AIM
What is the count of lines that hold the word "name"? Give only the number.

***** PROVIDED RECORDS *****

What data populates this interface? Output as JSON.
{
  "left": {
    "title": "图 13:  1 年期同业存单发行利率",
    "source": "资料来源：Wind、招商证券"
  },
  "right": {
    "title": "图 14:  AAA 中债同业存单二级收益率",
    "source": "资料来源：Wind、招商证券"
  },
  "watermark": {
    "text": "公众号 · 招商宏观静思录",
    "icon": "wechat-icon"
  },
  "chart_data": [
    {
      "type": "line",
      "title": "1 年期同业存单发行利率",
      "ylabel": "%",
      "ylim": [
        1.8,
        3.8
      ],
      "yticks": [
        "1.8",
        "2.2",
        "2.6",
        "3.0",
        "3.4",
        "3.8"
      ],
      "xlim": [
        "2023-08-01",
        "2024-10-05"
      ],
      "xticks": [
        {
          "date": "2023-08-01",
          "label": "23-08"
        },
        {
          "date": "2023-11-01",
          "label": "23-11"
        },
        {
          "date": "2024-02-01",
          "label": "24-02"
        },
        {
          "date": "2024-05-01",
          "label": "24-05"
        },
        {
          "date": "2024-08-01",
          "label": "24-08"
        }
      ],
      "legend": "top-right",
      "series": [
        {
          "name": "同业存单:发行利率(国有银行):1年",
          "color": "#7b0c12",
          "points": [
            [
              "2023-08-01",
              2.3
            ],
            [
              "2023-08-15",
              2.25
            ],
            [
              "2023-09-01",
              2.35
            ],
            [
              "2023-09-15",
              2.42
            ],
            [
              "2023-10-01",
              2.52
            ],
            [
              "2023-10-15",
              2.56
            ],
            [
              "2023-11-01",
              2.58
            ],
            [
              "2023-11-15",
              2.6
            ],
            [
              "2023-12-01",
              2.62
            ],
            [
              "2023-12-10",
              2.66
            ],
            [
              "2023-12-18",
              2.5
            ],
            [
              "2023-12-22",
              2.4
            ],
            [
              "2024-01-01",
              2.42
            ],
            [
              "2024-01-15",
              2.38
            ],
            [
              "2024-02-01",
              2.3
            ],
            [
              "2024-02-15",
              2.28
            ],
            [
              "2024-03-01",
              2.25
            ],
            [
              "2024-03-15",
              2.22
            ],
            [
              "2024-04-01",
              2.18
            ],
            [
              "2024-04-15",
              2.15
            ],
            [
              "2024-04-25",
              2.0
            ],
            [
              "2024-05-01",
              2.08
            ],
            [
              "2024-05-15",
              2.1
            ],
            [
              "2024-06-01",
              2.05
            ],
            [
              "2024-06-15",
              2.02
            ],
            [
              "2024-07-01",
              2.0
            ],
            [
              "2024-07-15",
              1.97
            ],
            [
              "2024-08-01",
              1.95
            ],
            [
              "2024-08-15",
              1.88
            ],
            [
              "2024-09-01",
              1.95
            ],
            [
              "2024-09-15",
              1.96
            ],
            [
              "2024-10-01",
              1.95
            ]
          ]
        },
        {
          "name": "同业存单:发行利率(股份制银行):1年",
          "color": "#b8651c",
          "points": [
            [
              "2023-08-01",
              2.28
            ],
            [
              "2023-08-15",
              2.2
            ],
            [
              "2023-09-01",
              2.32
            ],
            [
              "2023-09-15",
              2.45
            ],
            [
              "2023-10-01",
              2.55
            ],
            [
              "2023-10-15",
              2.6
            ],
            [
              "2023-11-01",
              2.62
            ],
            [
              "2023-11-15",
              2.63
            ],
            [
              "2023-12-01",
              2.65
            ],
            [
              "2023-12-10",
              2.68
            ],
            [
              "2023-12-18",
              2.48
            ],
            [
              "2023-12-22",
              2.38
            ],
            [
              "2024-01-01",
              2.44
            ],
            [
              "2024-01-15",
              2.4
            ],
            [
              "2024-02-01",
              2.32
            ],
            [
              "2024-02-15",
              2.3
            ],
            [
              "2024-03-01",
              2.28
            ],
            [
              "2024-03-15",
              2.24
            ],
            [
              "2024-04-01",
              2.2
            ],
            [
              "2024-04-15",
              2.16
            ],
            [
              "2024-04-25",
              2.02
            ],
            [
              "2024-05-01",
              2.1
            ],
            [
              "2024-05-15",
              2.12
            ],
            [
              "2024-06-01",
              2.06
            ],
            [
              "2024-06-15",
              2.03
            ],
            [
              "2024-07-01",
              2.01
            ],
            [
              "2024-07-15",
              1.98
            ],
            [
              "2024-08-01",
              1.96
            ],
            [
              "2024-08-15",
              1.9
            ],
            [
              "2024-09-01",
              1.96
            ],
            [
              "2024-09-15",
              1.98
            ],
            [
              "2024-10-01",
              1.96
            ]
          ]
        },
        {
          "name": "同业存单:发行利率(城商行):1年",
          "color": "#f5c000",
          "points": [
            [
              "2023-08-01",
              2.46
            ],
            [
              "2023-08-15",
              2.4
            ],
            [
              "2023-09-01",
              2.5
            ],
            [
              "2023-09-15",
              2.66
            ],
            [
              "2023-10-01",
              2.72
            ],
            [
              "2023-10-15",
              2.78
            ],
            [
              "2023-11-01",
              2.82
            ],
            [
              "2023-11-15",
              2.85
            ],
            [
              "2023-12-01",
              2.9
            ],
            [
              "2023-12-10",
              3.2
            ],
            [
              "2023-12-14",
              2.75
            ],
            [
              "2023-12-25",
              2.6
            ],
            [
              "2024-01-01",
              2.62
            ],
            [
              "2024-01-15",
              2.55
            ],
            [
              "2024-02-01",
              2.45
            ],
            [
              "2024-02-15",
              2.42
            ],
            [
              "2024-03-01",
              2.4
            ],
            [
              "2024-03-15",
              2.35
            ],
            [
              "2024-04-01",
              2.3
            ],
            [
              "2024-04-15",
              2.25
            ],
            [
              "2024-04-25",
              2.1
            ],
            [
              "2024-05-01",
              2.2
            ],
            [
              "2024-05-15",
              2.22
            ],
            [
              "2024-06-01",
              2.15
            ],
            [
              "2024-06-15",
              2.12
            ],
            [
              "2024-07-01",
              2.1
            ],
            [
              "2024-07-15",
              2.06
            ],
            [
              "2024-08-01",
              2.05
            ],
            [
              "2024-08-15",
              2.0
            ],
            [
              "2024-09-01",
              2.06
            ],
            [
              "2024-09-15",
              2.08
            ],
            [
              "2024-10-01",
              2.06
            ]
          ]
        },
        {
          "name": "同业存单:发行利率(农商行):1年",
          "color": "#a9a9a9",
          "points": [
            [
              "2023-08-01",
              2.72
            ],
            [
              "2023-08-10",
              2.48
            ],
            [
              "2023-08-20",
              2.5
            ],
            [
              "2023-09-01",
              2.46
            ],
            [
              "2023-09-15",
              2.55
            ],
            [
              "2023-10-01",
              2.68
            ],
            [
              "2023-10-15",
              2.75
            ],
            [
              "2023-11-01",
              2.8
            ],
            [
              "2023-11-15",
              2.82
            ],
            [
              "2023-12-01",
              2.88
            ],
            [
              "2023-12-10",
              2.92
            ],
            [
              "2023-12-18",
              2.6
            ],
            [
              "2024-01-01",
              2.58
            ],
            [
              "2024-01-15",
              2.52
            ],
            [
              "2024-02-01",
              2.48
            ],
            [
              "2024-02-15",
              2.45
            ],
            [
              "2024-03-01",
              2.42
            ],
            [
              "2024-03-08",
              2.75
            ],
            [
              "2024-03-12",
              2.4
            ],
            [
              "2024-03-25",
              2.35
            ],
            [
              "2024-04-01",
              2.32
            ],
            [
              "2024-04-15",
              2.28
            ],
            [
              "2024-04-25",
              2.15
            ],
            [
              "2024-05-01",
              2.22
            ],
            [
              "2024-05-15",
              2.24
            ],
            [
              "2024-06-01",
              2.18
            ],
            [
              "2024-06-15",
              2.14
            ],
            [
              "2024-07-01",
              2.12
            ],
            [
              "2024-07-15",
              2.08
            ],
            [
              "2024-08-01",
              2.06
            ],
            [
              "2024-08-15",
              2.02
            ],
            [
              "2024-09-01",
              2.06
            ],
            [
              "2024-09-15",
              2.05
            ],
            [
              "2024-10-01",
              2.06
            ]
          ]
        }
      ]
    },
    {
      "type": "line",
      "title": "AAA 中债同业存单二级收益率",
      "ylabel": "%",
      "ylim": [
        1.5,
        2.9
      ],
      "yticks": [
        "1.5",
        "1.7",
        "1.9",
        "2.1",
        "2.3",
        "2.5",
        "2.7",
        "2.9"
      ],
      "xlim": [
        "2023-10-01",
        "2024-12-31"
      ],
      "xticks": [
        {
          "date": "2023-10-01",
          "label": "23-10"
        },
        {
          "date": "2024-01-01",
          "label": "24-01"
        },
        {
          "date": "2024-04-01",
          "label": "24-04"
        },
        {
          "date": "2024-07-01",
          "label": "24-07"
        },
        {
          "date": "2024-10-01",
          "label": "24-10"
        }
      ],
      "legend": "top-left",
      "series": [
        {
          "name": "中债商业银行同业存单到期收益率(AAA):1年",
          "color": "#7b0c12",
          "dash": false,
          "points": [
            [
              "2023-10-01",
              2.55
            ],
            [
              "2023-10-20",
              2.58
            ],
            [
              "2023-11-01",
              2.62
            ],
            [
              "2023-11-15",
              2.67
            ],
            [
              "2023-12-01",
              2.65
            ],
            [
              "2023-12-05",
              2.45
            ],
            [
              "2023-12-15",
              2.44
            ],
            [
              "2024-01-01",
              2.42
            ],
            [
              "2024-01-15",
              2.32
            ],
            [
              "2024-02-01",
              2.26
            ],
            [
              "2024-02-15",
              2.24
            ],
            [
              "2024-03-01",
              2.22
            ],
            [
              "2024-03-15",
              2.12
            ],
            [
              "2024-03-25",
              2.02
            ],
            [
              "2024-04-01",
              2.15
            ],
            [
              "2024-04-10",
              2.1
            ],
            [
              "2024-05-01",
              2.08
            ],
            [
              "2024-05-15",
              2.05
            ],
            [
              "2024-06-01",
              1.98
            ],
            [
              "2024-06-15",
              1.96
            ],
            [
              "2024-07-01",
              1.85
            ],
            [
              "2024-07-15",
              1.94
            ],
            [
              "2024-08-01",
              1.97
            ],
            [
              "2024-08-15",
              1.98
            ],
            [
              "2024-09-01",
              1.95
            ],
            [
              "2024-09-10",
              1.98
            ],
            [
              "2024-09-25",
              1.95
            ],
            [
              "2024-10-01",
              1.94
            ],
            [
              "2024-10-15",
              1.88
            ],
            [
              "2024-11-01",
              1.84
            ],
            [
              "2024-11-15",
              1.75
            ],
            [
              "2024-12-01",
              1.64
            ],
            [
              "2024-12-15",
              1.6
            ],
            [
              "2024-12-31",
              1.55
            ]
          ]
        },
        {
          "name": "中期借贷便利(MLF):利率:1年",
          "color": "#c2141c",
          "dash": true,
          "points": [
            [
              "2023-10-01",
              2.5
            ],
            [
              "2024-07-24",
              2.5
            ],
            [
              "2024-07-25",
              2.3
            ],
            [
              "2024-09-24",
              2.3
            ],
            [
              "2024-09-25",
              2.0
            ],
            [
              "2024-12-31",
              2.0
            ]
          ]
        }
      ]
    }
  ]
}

*****

COMPLETED EXERCISE
6